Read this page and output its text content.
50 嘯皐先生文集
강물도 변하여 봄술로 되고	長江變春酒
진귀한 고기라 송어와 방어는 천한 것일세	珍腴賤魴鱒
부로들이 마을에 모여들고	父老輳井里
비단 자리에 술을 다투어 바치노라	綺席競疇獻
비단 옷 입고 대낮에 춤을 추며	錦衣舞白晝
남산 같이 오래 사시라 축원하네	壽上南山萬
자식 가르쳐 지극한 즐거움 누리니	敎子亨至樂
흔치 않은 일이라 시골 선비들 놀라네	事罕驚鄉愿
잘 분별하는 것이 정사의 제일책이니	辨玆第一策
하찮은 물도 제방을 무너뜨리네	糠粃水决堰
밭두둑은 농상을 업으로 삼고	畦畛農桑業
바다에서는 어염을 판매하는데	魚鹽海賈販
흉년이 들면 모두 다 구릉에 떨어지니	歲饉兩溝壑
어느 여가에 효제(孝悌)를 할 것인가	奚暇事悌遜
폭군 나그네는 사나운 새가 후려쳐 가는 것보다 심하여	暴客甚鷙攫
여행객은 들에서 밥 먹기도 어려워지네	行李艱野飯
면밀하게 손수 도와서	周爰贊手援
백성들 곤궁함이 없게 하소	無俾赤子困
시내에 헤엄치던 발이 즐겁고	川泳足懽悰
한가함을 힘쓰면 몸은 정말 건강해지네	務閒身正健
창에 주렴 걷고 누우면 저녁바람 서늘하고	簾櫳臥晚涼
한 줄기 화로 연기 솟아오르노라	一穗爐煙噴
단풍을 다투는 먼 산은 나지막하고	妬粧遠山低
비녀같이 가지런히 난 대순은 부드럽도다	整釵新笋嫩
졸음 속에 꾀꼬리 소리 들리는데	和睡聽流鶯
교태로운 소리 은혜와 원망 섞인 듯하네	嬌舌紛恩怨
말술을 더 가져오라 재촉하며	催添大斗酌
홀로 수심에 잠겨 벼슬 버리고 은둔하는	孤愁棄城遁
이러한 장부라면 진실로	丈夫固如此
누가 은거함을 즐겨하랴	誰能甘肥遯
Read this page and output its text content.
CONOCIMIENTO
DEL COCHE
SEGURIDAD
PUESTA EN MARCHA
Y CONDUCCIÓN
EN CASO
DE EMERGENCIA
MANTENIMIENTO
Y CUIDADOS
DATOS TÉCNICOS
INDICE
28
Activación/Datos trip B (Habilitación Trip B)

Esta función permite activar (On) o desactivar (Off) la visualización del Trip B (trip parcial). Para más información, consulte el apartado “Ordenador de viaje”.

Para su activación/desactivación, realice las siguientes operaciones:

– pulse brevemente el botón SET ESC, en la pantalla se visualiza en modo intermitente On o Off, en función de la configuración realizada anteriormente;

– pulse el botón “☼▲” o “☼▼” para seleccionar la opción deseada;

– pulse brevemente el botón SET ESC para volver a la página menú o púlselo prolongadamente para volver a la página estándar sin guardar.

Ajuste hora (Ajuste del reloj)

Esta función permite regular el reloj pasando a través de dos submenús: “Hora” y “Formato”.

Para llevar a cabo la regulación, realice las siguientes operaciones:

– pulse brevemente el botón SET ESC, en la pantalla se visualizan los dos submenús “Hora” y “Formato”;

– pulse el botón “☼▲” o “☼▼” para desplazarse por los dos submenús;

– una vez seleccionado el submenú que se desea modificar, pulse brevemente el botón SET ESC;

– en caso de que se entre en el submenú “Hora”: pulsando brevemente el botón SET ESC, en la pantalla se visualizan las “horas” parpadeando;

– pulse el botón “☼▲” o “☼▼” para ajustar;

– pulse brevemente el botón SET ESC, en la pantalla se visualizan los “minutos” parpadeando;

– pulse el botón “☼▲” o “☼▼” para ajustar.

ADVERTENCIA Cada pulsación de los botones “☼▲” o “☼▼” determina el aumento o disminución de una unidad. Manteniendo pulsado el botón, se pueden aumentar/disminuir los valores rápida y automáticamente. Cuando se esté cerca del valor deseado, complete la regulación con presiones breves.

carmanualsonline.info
━━━
# [Your objective]
Write out the complete set of records exactly as given.

# [Finished exercise]
Read this page and output its text content.
50 嘯皐先生文集
강물도 변하여 봄술로 되고	長江變春酒
진귀한 고기라 송어와 방어는 천한 것일세	珍腴賤魴鱒
부로들이 마을에 모여들고	父老輳井里
비단 자리에 술을 다투어 바치노라	綺席競疇獻
비단 옷 입고 대낮에 춤을 추며	錦衣舞白晝
남산 같이 오래 사시라 축원하네	壽上南山萬
자식 가르쳐 지극한 즐거움 누리니	敎子亨至樂
흔치 않은 일이라 시골 선비들 놀라네	事罕驚鄉愿
잘 분별하는 것이 정사의 제일책이니	辨玆第一策
하찮은 물도 제방을 무너뜨리네	糠粃水决堰
밭두둑은 농상을 업으로 삼고	畦畛農桑業
바다에서는 어염을 판매하는데	魚鹽海賈販
흉년이 들면 모두 다 구릉에 떨어지니	歲饉兩溝壑
어느 여가에 효제(孝悌)를 할 것인가	奚暇事悌遜
폭군 나그네는 사나운 새가 후려쳐 가는 것보다 심하여	暴客甚鷙攫
여행객은 들에서 밥 먹기도 어려워지네	行李艱野飯
면밀하게 손수 도와서	周爰贊手援
백성들 곤궁함이 없게 하소	無俾赤子困
시내에 헤엄치던 발이 즐겁고	川泳足懽悰
한가함을 힘쓰면 몸은 정말 건강해지네	務閒身正健
창에 주렴 걷고 누우면 저녁바람 서늘하고	簾櫳臥晚涼
한 줄기 화로 연기 솟아오르노라	一穗爐煙噴
단풍을 다투는 먼 산은 나지막하고	妬粧遠山低
비녀같이 가지런히 난 대순은 부드럽도다	整釵新笋嫩
졸음 속에 꾀꼬리 소리 들리는데	和睡聽流鶯
교태로운 소리 은혜와 원망 섞인 듯하네	嬌舌紛恩怨
말술을 더 가져오라 재촉하며	催添大斗酌
홀로 수심에 잠겨 벼슬 버리고 은둔하는	孤愁棄城遁
이러한 장부라면 진실로	丈夫固如此
누가 은거함을 즐겨하랴	誰能甘肥遯
Read this page and output its text content.
CONOCIMIENTO
DEL COCHE
SEGURIDAD
PUESTA EN MARCHA
Y CONDUCCIÓN
EN CASO
DE EMERGENCIA
MANTENIMIENTO
Y CUIDADOS
DATOS TÉCNICOS
INDICE
28
Activación/Datos trip B (Habilitación Trip B)

Esta función permite activar (On) o desactivar (Off) la visualización del Trip B (trip parcial). Para más información, consulte el apartado “Ordenador de viaje”.

Para su activación/desactivación, realice las siguientes operaciones:

– pulse brevemente el botón SET ESC, en la pantalla se visualiza en modo intermitente On o Off, en función de la configuración realizada anteriormente;

– pulse el botón “☼▲” o “☼▼” para seleccionar la opción deseada;

– pulse brevemente el botón SET ESC para volver a la página menú o púlselo prolongadamente para volver a la página estándar sin guardar.

Ajuste hora (Ajuste del reloj)

Esta función permite regular el reloj pasando a través de dos submenús: “Hora” y “Formato”.

Para llevar a cabo la regulación, realice las siguientes operaciones:

– pulse brevemente el botón SET ESC, en la pantalla se visualizan los dos submenús “Hora” y “Formato”;

– pulse el botón “☼▲” o “☼▼” para desplazarse por los dos submenús;

– una vez seleccionado el submenú que se desea modificar, pulse brevemente el botón SET ESC;

– en caso de que se entre en el submenú “Hora”: pulsando brevemente el botón SET ESC, en la pantalla se visualizan las “horas” parpadeando;

– pulse el botón “☼▲” o “☼▼” para ajustar;

– pulse brevemente el botón SET ESC, en la pantalla se visualizan los “minutos” parpadeando;

– pulse el botón “☼▲” o “☼▼” para ajustar.

ADVERTENCIA Cada pulsación de los botones “☼▲” o “☼▼” determina el aumento o disminución de una unidad. Manteniendo pulsado el botón, se pueden aumentar/disminuir los valores rápida y automáticamente. Cuando se esté cerca del valor deseado, complete la regulación con presiones breves.

carmanualsonline.info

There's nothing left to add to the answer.